*TASK*
Using the records below, locate all lines containing "JSON" and return them.

[Data items]
————
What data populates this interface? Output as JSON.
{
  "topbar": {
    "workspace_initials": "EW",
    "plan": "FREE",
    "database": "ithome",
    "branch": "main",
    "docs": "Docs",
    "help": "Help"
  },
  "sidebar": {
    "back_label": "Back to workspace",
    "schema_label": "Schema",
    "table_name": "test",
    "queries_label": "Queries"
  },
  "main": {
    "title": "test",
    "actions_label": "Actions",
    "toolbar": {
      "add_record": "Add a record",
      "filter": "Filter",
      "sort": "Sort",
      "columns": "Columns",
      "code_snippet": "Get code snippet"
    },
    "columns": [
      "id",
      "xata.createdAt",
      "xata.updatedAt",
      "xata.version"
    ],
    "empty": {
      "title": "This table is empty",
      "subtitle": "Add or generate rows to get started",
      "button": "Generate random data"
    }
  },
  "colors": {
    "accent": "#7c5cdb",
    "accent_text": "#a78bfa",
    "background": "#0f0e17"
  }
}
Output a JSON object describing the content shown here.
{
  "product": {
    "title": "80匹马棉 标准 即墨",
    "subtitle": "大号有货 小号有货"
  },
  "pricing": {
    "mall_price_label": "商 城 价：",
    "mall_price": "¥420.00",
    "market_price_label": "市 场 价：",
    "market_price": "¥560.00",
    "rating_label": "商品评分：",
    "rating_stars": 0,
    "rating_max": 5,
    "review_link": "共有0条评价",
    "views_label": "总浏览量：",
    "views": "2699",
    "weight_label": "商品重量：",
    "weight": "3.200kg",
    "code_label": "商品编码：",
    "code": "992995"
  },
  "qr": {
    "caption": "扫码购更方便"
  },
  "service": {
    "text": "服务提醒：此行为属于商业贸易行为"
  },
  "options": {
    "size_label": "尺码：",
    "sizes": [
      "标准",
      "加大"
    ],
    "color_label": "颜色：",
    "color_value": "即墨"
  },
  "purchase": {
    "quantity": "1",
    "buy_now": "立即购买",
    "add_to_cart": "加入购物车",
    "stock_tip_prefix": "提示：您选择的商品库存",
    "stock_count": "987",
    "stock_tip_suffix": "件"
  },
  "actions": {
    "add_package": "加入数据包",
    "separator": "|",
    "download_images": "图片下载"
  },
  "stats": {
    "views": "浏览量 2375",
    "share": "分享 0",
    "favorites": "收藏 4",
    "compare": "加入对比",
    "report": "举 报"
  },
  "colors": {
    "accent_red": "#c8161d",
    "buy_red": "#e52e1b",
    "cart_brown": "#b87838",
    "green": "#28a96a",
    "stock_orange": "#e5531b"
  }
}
————
*RESPONSE TO THIS TASK*
What data populates this interface? Output as JSON.
Output a JSON object describing the content shown here.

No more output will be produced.